▶ DIRECTIONS: Extract every line of the material below and reproduce each one verbatim, keeping the original order.

# Start of RAW RECORDS

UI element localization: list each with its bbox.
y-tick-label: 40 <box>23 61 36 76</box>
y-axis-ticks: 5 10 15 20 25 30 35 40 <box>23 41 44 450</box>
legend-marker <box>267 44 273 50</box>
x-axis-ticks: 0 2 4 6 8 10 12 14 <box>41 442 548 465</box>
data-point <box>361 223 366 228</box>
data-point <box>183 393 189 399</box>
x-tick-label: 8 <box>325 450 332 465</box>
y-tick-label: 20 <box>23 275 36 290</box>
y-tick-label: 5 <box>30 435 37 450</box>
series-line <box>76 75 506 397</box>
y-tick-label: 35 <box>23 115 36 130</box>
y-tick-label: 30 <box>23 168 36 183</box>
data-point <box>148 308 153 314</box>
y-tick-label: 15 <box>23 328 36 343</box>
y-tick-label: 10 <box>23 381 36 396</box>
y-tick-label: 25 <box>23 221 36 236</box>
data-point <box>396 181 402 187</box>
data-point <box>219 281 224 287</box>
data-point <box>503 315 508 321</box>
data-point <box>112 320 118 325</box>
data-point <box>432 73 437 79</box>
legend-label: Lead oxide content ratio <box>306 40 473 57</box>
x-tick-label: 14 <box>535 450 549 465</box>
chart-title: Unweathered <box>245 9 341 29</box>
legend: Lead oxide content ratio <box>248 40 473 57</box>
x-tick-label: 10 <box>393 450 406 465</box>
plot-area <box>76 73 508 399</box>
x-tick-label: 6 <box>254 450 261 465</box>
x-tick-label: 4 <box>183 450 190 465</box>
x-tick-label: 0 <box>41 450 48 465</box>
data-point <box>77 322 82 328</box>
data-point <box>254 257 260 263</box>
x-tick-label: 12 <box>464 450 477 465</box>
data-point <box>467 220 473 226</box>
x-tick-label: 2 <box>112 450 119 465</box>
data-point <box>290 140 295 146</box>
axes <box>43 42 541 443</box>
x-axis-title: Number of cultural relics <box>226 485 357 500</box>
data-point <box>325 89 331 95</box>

# End of RAW RECORDS

▶ WRITTEN REPLY:
UI element localization: list each with its bbox.
y-tick-label: 40 <box>23 61 36 76</box>
y-axis-ticks: 5 10 15 20 25 30 35 40 <box>23 41 44 450</box>
legend-marker <box>267 44 273 50</box>
x-axis-ticks: 0 2 4 6 8 10 12 14 <box>41 442 548 465</box>
data-point <box>361 223 366 228</box>
data-point <box>183 393 189 399</box>
x-tick-label: 8 <box>325 450 332 465</box>
y-tick-label: 20 <box>23 275 36 290</box>
y-tick-label: 5 <box>30 435 37 450</box>
series-line <box>76 75 506 397</box>
y-tick-label: 35 <box>23 115 36 130</box>
y-tick-label: 30 <box>23 168 36 183</box>
data-point <box>148 308 153 314</box>
y-tick-label: 15 <box>23 328 36 343</box>
y-tick-label: 10 <box>23 381 36 396</box>
y-tick-label: 25 <box>23 221 36 236</box>
data-point <box>396 181 402 187</box>
data-point <box>219 281 224 287</box>
data-point <box>503 315 508 321</box>
data-point <box>112 320 118 325</box>
data-point <box>432 73 437 79</box>
legend-label: Lead oxide content ratio <box>306 40 473 57</box>
x-tick-label: 14 <box>535 450 549 465</box>
chart-title: Unweathered <box>245 9 341 29</box>
legend: Lead oxide content ratio <box>248 40 473 57</box>
x-tick-label: 10 <box>393 450 406 465</box>
plot-area <box>76 73 508 399</box>
x-tick-label: 6 <box>254 450 261 465</box>
x-tick-label: 4 <box>183 450 190 465</box>
x-tick-label: 0 <box>41 450 48 465</box>
data-point <box>77 322 82 328</box>
data-point <box>254 257 260 263</box>
x-tick-label: 12 <box>464 450 477 465</box>
data-point <box>467 220 473 226</box>
x-tick-label: 2 <box>112 450 119 465</box>
data-point <box>290 140 295 146</box>
axes <box>43 42 541 443</box>
x-axis-title: Number of cultural relics <box>226 485 357 500</box>
data-point <box>325 89 331 95</box>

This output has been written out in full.